:: Task objective ::
From the listing below, extract every line containing "Percentile".

:: Data to process ::

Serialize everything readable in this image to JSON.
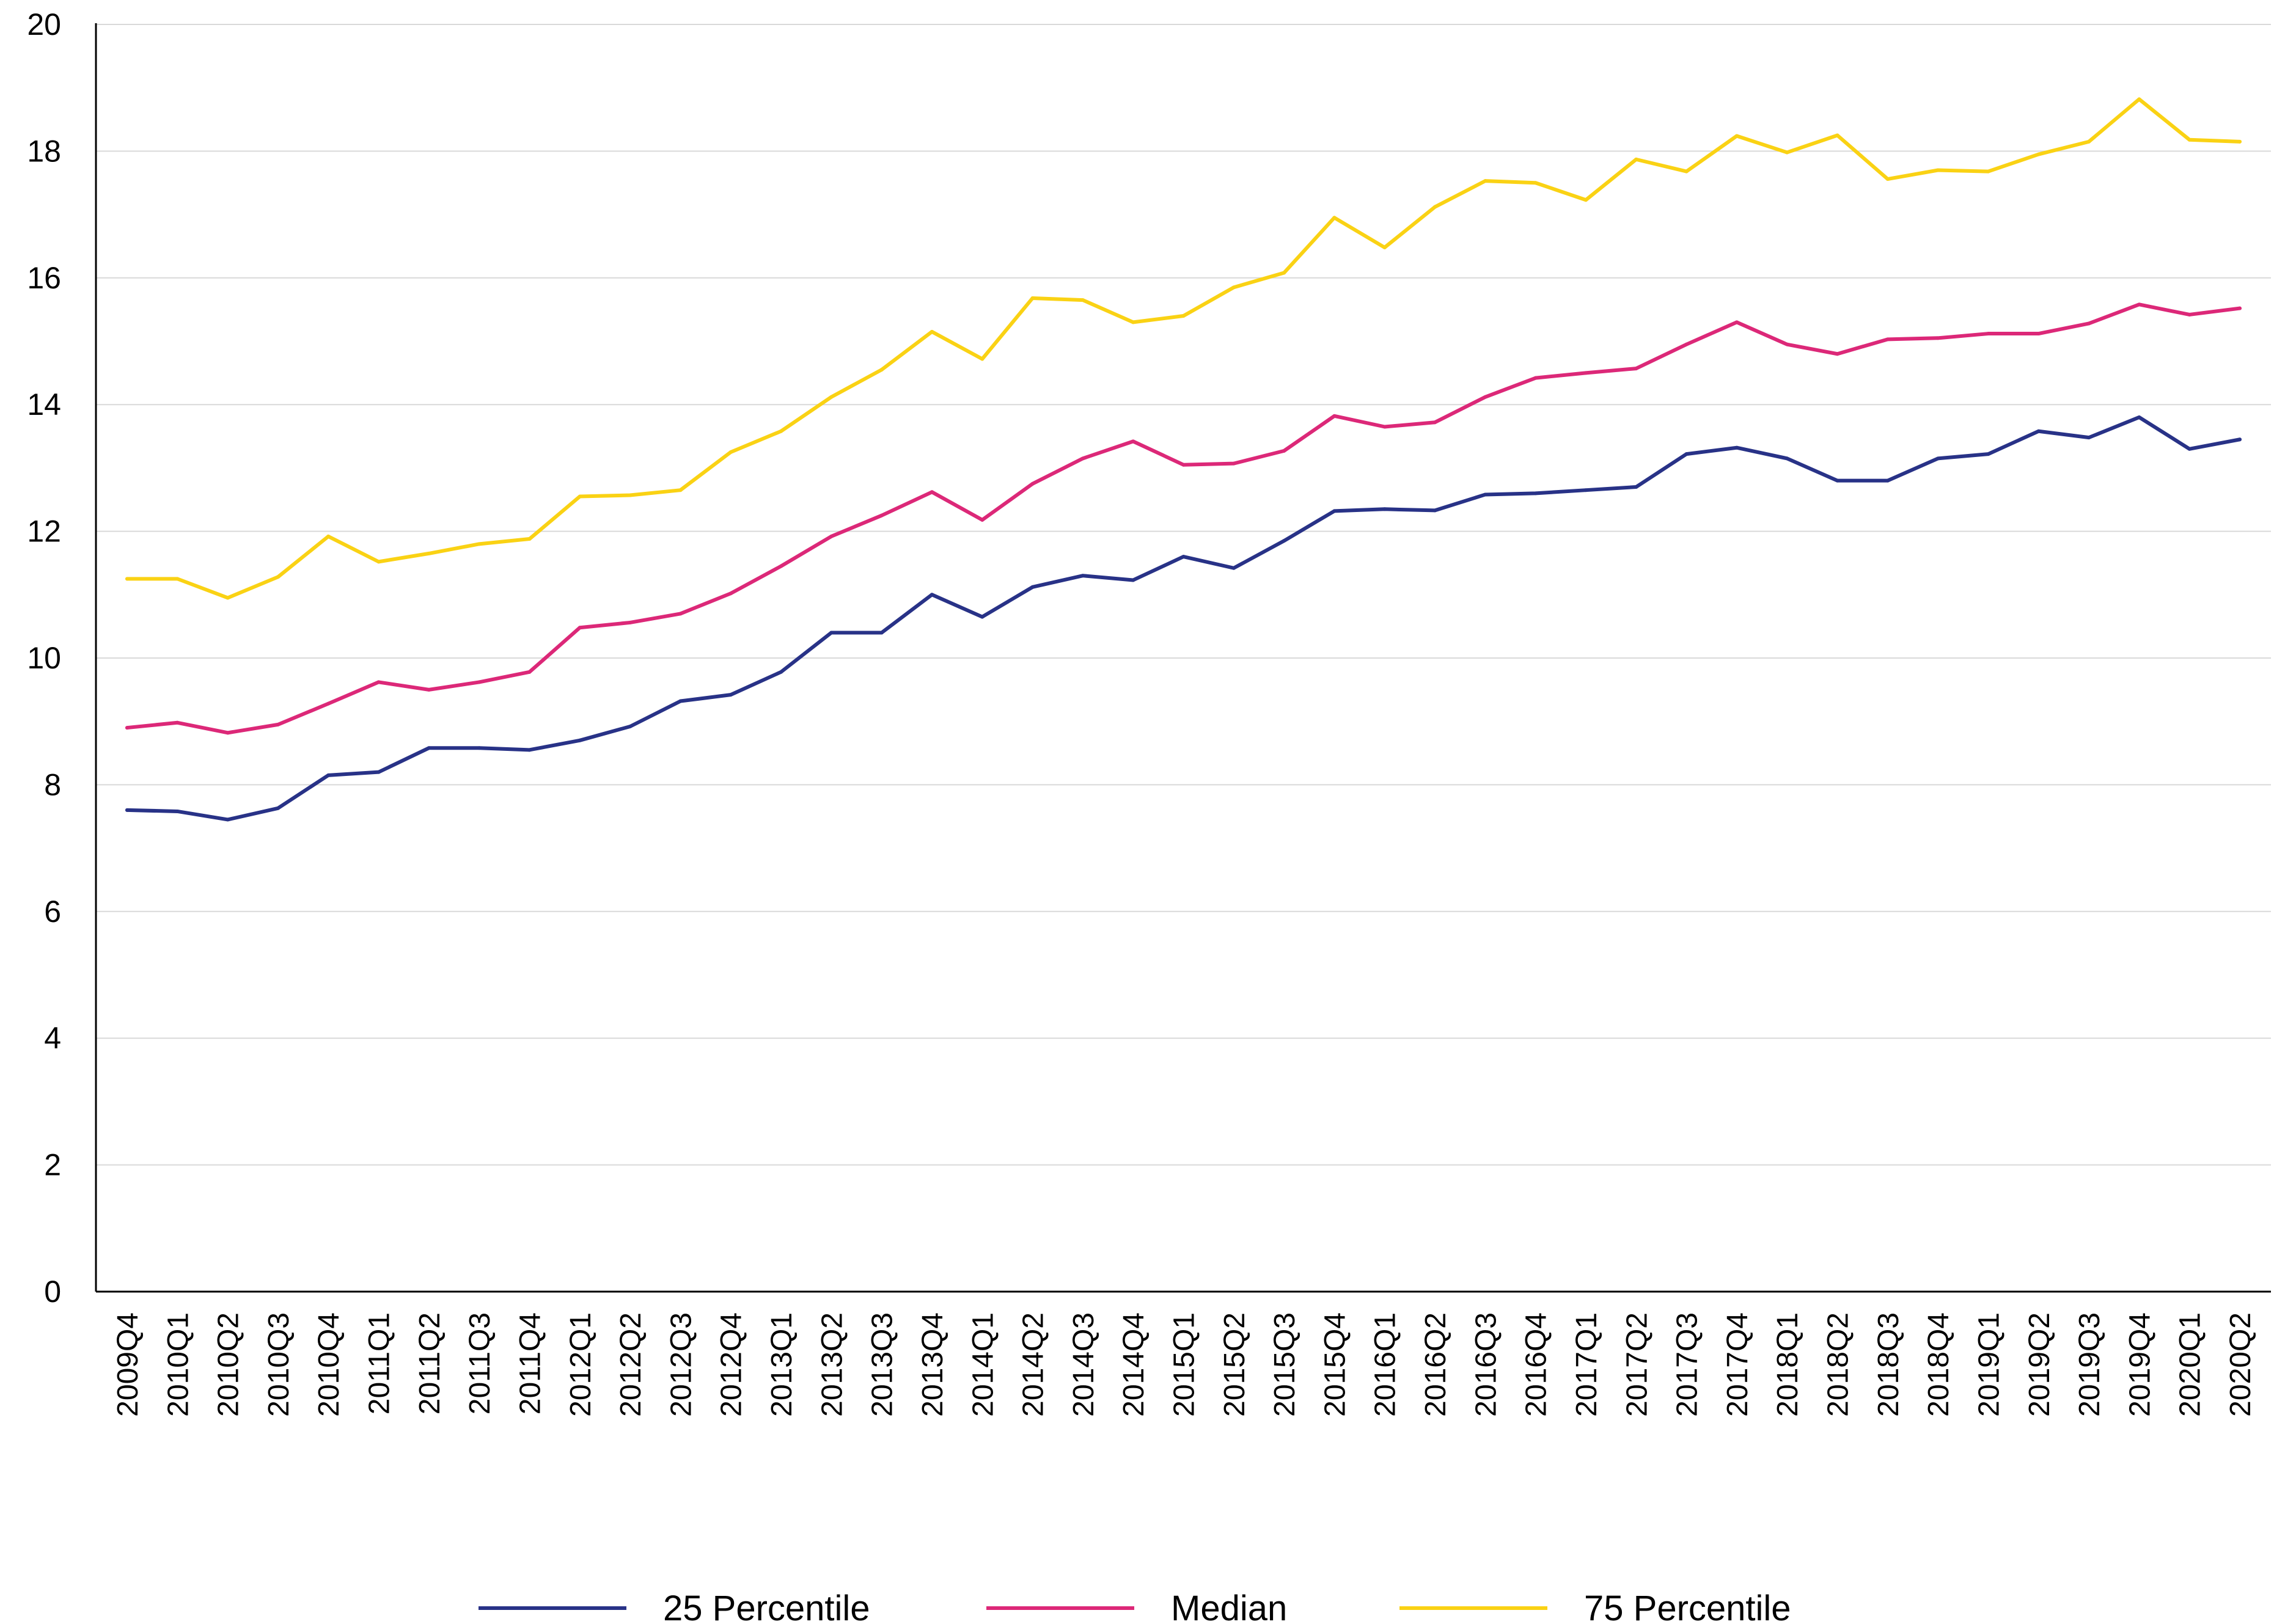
{
  "chart_data": {
    "type": "line",
    "title": "",
    "xlabel": "",
    "ylabel": "",
    "ylim": [
      0,
      20
    ],
    "y_ticks": [
      0,
      2,
      4,
      6,
      8,
      10,
      12,
      14,
      16,
      18,
      20
    ],
    "y_tick_labels": [
      "0",
      "2",
      "4",
      "6",
      "8",
      "10",
      "12",
      "14",
      "16",
      "18",
      "20"
    ],
    "grid": "horizontal",
    "legend_position": "bottom",
    "categories": [
      "2009Q4",
      "2010Q1",
      "2010Q2",
      "2010Q3",
      "2010Q4",
      "2011Q1",
      "2011Q2",
      "2011Q3",
      "2011Q4",
      "2012Q1",
      "2012Q2",
      "2012Q3",
      "2012Q4",
      "2013Q1",
      "2013Q2",
      "2013Q3",
      "2013Q4",
      "2014Q1",
      "2014Q2",
      "2014Q3",
      "2014Q4",
      "2015Q1",
      "2015Q2",
      "2015Q3",
      "2015Q4",
      "2016Q1",
      "2016Q2",
      "2016Q3",
      "2016Q4",
      "2017Q1",
      "2017Q2",
      "2017Q3",
      "2017Q4",
      "2018Q1",
      "2018Q2",
      "2018Q3",
      "2018Q4",
      "2019Q1",
      "2019Q2",
      "2019Q3",
      "2019Q4",
      "2020Q1",
      "2020Q2"
    ],
    "series": [
      {
        "name": "25 Percentile",
        "color": "#283287",
        "values": [
          7.6,
          7.58,
          7.45,
          7.63,
          8.15,
          8.2,
          8.58,
          8.58,
          8.55,
          8.7,
          8.92,
          9.32,
          9.42,
          9.78,
          10.4,
          10.4,
          11.0,
          10.65,
          11.12,
          11.3,
          11.23,
          11.6,
          11.42,
          11.85,
          12.32,
          12.35,
          12.33,
          12.58,
          12.6,
          12.65,
          12.7,
          13.22,
          13.32,
          13.15,
          12.8,
          12.8,
          13.15,
          13.22,
          13.58,
          13.48,
          13.8,
          13.3,
          13.45
        ]
      },
      {
        "name": "Median",
        "color": "#dc2878",
        "values": [
          8.9,
          8.98,
          8.82,
          8.95,
          9.28,
          9.62,
          9.5,
          9.62,
          9.78,
          10.48,
          10.56,
          10.7,
          11.02,
          11.45,
          11.92,
          12.25,
          12.62,
          12.18,
          12.75,
          13.15,
          13.42,
          13.05,
          13.07,
          13.27,
          13.82,
          13.65,
          13.72,
          14.12,
          14.42,
          14.5,
          14.57,
          14.95,
          15.3,
          14.95,
          14.8,
          15.03,
          15.05,
          15.12,
          15.12,
          15.28,
          15.58,
          15.42,
          15.52
        ]
      },
      {
        "name": "75 Percentile",
        "color": "#fad214",
        "values": [
          11.25,
          11.25,
          10.95,
          11.28,
          11.92,
          11.52,
          11.65,
          11.8,
          11.88,
          12.55,
          12.57,
          12.65,
          13.25,
          13.58,
          14.12,
          14.55,
          15.15,
          14.72,
          15.68,
          15.65,
          15.3,
          15.4,
          15.85,
          16.08,
          16.95,
          16.48,
          17.12,
          17.53,
          17.5,
          17.23,
          17.87,
          17.68,
          18.24,
          17.98,
          18.25,
          17.56,
          17.7,
          17.68,
          17.95,
          18.15,
          18.82,
          18.18,
          18.15
        ]
      }
    ]
  }
}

:::

:: Reply ::
        "name": "25 Percentile",
        "name": "75 Percentile",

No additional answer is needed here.